Records for processing>
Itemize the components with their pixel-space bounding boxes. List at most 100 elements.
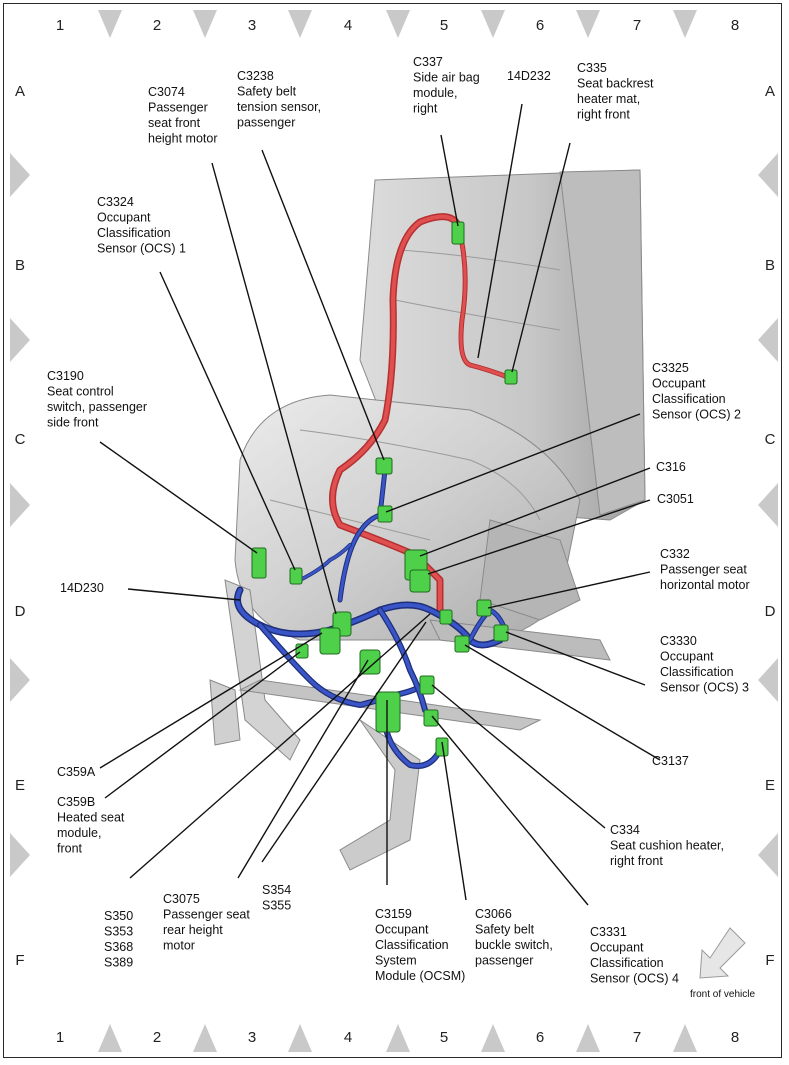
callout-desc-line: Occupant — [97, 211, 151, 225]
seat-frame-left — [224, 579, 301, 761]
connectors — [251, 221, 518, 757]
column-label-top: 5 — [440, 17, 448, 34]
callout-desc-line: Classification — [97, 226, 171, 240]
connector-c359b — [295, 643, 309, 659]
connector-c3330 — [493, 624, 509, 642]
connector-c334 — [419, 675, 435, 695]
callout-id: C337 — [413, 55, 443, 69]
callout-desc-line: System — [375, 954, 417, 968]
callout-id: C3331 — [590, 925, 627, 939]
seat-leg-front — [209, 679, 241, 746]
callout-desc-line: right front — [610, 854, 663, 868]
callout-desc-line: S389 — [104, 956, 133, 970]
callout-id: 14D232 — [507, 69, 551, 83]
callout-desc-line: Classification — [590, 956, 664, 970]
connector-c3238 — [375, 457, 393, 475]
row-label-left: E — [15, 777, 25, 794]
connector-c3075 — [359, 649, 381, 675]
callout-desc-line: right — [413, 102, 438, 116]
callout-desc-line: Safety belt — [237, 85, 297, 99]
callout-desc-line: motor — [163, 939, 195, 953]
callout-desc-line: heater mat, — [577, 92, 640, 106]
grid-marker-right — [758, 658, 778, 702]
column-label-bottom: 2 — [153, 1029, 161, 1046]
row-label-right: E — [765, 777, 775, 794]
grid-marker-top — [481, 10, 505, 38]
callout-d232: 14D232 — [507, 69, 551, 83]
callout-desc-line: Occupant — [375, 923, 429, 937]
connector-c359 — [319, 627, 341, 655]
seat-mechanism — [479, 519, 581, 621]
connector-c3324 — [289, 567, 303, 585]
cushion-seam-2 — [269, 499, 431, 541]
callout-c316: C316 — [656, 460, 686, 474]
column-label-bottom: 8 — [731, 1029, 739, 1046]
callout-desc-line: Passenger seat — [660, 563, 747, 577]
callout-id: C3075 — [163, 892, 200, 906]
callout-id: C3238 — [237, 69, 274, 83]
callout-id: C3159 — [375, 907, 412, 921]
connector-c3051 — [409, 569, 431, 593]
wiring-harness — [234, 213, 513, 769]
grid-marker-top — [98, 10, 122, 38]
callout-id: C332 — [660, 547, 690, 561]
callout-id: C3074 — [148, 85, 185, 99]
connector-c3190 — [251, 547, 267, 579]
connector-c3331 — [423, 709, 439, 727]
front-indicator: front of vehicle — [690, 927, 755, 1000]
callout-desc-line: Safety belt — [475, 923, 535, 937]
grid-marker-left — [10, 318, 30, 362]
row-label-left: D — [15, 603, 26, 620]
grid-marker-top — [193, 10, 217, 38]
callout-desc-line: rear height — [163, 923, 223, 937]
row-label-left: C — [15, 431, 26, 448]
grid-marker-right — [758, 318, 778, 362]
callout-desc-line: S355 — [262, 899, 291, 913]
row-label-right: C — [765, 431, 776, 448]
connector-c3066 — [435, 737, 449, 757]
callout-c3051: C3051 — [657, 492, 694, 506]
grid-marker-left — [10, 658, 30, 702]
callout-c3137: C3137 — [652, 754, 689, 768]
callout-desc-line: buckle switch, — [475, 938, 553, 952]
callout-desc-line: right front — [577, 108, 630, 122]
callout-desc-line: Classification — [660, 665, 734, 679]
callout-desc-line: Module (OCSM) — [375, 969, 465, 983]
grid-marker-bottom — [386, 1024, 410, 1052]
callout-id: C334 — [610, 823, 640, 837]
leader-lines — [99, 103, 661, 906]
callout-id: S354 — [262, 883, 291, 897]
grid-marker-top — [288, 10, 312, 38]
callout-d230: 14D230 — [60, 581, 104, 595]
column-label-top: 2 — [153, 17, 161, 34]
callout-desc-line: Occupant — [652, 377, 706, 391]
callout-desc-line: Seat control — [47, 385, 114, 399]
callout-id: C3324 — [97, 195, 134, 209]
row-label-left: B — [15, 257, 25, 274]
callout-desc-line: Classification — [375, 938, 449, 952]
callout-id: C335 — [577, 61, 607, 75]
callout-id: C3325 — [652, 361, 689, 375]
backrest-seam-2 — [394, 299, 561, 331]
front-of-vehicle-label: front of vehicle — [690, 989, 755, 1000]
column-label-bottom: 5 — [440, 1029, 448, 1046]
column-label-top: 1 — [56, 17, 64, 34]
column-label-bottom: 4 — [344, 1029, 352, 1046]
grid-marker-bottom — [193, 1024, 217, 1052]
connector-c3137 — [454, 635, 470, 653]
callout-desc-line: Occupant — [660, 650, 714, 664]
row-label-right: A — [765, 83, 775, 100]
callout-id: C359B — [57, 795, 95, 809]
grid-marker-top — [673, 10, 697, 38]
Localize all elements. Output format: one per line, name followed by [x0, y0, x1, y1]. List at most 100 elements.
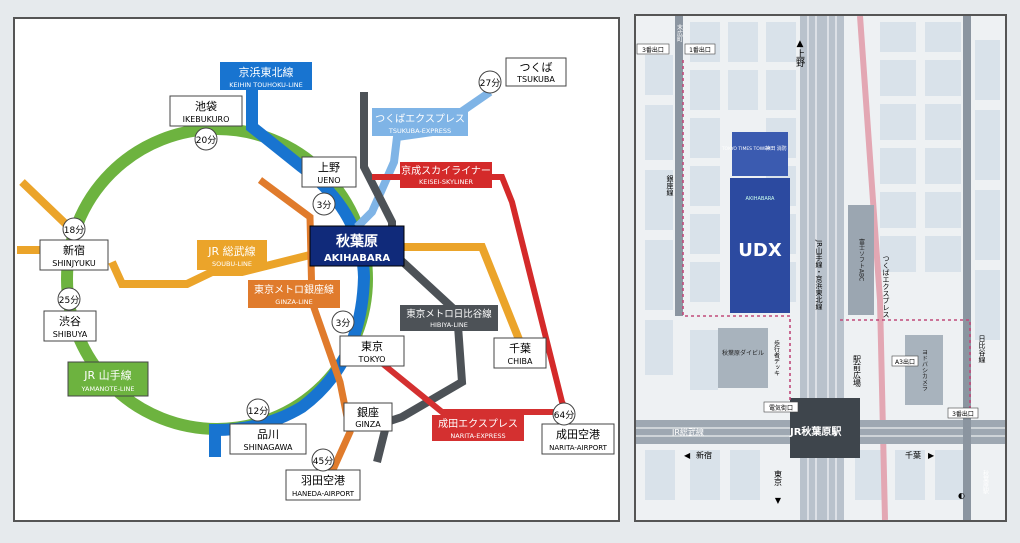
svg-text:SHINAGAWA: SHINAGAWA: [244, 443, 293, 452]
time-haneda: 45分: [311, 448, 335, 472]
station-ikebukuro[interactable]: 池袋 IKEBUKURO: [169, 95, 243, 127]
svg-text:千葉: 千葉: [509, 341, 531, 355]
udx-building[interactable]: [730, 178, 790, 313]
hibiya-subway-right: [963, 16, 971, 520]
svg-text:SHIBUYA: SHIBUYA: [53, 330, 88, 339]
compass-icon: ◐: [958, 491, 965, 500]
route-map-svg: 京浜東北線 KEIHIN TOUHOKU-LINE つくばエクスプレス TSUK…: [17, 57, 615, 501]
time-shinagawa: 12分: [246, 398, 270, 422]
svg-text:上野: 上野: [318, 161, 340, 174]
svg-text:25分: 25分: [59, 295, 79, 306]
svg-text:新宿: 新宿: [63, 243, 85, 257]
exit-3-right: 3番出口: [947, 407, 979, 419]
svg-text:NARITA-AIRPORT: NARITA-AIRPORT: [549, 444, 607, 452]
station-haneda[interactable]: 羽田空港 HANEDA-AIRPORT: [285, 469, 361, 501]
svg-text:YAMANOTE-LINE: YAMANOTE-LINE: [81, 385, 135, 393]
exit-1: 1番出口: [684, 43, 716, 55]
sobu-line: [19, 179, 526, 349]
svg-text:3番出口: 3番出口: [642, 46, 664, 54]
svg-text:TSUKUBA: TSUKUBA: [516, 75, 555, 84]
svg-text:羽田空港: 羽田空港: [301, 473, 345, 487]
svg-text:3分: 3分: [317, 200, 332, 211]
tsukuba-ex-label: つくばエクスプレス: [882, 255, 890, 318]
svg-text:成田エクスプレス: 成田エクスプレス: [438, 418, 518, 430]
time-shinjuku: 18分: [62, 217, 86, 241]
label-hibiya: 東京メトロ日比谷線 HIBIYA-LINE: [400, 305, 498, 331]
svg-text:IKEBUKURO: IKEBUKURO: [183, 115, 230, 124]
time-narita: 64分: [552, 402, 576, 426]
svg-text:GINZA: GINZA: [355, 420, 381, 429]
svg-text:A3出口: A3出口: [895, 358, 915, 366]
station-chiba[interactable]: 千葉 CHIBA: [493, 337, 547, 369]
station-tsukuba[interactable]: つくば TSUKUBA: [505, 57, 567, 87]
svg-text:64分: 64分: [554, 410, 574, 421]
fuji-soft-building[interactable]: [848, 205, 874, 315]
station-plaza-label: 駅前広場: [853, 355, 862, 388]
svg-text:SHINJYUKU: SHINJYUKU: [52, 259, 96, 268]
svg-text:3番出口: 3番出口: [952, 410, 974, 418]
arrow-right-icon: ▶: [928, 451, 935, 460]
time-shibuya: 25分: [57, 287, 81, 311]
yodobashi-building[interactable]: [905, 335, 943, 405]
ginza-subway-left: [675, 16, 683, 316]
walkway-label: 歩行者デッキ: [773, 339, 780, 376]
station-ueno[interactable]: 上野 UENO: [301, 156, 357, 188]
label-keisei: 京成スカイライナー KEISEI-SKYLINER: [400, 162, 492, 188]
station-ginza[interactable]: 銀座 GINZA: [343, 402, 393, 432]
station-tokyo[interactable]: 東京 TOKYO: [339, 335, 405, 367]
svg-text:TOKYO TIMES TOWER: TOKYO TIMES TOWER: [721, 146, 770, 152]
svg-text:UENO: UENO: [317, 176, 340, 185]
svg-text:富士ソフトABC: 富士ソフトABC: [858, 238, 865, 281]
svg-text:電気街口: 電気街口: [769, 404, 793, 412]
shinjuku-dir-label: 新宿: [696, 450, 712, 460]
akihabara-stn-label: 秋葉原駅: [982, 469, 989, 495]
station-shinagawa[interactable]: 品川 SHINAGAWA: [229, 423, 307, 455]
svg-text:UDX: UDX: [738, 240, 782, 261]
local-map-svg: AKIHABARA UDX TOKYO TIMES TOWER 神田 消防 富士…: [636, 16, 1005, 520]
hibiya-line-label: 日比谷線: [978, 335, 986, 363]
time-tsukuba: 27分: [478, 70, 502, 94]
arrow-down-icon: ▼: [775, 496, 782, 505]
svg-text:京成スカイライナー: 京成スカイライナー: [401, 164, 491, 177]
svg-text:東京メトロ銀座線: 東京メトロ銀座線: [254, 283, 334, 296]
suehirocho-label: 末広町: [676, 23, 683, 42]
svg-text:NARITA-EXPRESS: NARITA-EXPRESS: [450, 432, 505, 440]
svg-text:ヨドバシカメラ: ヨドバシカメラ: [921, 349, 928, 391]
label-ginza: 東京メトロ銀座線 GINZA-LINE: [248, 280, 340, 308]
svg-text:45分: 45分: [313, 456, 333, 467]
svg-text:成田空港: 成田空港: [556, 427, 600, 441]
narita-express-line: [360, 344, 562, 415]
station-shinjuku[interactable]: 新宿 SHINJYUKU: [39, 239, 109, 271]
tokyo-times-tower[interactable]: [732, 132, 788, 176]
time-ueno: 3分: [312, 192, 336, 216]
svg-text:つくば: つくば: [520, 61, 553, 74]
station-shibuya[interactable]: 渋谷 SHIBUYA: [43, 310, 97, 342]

Aim of the exercise>
Render the lines of the material starting at the one containing "callout-desc-line: Occupant — [97, 211, 151, 225]" and ending at the one containing "callout-id: C3331 — [590, 925, 627, 939]", both included, as a Markdown table with the columns Row and Line. Number each row, leave out blank lines, and include no other lines.

Written answer>
| Row | Line |
|---|---|
| 1 | callout-desc-line: Occupant — [97, 211, 151, 225] |
| 2 | seat-frame-left — [224, 579, 301, 761] |
| 3 | connectors — [251, 221, 518, 757] |
| 4 | column-label-top: 5 — [440, 17, 448, 34] |
| 5 | callout-desc-line: Classification — [97, 226, 171, 240] |
| 6 | connector-c359b — [295, 643, 309, 659] |
| 7 | connector-c3330 — [493, 624, 509, 642] |
| 8 | connector-c334 — [419, 675, 435, 695] |
| 9 | callout-id: C337 — [413, 55, 443, 69] |
| 10 | callout-desc-line: System — [375, 954, 417, 968] |
| 11 | callout-id: C3331 — [590, 925, 627, 939] |